[Aim of the exercise]:
Give the entries again, word for word.

[Supplied material]:
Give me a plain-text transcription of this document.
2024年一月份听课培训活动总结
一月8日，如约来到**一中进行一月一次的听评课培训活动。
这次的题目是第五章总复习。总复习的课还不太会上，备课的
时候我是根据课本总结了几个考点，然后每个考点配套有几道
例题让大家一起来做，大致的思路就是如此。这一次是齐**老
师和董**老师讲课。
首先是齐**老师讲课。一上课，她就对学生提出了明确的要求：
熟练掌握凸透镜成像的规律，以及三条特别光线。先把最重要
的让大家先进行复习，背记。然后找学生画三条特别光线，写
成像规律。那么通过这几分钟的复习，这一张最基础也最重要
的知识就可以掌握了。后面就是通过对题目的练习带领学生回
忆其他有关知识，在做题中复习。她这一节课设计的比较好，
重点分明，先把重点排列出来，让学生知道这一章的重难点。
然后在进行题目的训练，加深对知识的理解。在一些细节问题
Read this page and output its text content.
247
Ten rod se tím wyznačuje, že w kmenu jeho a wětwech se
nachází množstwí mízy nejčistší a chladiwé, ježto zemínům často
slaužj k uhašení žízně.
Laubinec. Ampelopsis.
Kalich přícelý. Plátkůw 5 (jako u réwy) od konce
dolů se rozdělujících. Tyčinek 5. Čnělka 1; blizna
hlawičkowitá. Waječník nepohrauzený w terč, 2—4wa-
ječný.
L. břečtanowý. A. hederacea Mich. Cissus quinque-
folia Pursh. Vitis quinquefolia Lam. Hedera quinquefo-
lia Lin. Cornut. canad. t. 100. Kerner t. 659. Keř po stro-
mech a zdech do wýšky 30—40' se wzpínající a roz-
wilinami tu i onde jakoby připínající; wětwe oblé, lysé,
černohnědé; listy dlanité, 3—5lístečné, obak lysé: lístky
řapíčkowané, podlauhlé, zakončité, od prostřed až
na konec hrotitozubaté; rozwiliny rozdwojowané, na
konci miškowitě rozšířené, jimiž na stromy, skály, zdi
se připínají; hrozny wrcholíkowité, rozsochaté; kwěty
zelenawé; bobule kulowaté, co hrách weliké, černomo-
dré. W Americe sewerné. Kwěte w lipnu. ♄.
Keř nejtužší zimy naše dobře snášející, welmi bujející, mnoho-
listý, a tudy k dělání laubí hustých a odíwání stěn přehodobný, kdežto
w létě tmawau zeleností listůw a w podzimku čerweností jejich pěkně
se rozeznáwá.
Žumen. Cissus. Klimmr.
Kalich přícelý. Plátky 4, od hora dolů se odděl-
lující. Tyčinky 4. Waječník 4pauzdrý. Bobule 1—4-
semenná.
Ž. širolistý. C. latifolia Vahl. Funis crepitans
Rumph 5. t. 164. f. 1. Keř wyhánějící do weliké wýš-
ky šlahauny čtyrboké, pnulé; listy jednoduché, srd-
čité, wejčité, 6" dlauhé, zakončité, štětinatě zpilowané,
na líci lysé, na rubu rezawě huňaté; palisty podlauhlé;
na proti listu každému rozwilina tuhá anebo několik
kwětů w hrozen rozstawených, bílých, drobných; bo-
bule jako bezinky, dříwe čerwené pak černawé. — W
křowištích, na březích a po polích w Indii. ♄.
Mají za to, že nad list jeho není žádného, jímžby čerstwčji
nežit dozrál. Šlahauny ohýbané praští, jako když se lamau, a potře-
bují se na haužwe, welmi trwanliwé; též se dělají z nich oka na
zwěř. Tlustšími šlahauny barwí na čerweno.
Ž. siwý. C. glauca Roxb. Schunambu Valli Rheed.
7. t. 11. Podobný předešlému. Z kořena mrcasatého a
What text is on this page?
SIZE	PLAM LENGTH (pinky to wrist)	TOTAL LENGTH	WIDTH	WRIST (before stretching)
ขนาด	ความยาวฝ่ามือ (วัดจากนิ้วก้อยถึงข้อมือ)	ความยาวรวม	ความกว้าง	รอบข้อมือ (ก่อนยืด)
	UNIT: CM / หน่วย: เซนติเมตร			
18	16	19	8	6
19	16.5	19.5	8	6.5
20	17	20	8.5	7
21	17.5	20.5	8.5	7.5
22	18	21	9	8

[Answer for the task]:
Give me a plain-text transcription of this document.
2024年一月份听课培训活动总结
一月8日，如约来到**一中进行一月一次的听评课培训活动。
这次的题目是第五章总复习。总复习的课还不太会上，备课的
时候我是根据课本总结了几个考点，然后每个考点配套有几道
例题让大家一起来做，大致的思路就是如此。这一次是齐**老
师和董**老师讲课。
首先是齐**老师讲课。一上课，她就对学生提出了明确的要求：
熟练掌握凸透镜成像的规律，以及三条特别光线。先把最重要
的让大家先进行复习，背记。然后找学生画三条特别光线，写
成像规律。那么通过这几分钟的复习，这一张最基础也最重要
的知识就可以掌握了。后面就是通过对题目的练习带领学生回
忆其他有关知识，在做题中复习。她这一节课设计的比较好，
重点分明，先把重点排列出来，让学生知道这一章的重难点。
然后在进行题目的训练，加深对知识的理解。在一些细节问题
Read this page and output its text content.
247
Ten rod se tím wyznačuje, že w kmenu jeho a wětwech se
nachází množstwí mízy nejčistší a chladiwé, ježto zemínům často
slaužj k uhašení žízně.
Laubinec. Ampelopsis.
Kalich přícelý. Plátkůw 5 (jako u réwy) od konce
dolů se rozdělujících. Tyčinek 5. Čnělka 1; blizna
hlawičkowitá. Waječník nepohrauzený w terč, 2—4wa-
ječný.
L. břečtanowý. A. hederacea Mich. Cissus quinque-
folia Pursh. Vitis quinquefolia Lam. Hedera quinquefo-
lia Lin. Cornut. canad. t. 100. Kerner t. 659. Keř po stro-
mech a zdech do wýšky 30—40' se wzpínající a roz-
wilinami tu i onde jakoby připínající; wětwe oblé, lysé,
černohnědé; listy dlanité, 3—5lístečné, obak lysé: lístky
řapíčkowané, podlauhlé, zakončité, od prostřed až
na konec hrotitozubaté; rozwiliny rozdwojowané, na
konci miškowitě rozšířené, jimiž na stromy, skály, zdi
se připínají; hrozny wrcholíkowité, rozsochaté; kwěty
zelenawé; bobule kulowaté, co hrách weliké, černomo-
dré. W Americe sewerné. Kwěte w lipnu. ♄.
Keř nejtužší zimy naše dobře snášející, welmi bujející, mnoho-
listý, a tudy k dělání laubí hustých a odíwání stěn přehodobný, kdežto
w létě tmawau zeleností listůw a w podzimku čerweností jejich pěkně
se rozeznáwá.
Žumen. Cissus. Klimmr.
Kalich přícelý. Plátky 4, od hora dolů se odděl-
lující. Tyčinky 4. Waječník 4pauzdrý. Bobule 1—4-
semenná.
Ž. širolistý. C. latifolia Vahl. Funis crepitans
Rumph 5. t. 164. f. 1. Keř wyhánějící do weliké wýš-
ky šlahauny čtyrboké, pnulé; listy jednoduché, srd-
čité, wejčité, 6" dlauhé, zakončité, štětinatě zpilowané,
na líci lysé, na rubu rezawě huňaté; palisty podlauhlé;
na proti listu každému rozwilina tuhá anebo několik
kwětů w hrozen rozstawených, bílých, drobných; bo-
bule jako bezinky, dříwe čerwené pak černawé. — W
křowištích, na březích a po polích w Indii. ♄.
Mají za to, že nad list jeho není žádného, jímžby čerstwčji
nežit dozrál. Šlahauny ohýbané praští, jako když se lamau, a potře-
bují se na haužwe, welmi trwanliwé; též se dělají z nich oka na
zwěř. Tlustšími šlahauny barwí na čerweno.
Ž. siwý. C. glauca Roxb. Schunambu Valli Rheed.
7. t. 11. Podobný předešlému. Z kořena mrcasatého a
What text is on this page?
SIZE	PLAM LENGTH (pinky to wrist)	TOTAL LENGTH	WIDTH	WRIST (before stretching)
ขนาด	ความยาวฝ่ามือ (วัดจากนิ้วก้อยถึงข้อมือ)	ความยาวรวม	ความกว้าง	รอบข้อมือ (ก่อนยืด)
	UNIT: CM / หน่วย: เซนติเมตร			
18	16	19	8	6
19	16.5	19.5	8	6.5
20	17	20	8.5	7
21	17.5	20.5	8.5	7.5
22	18	21	9	8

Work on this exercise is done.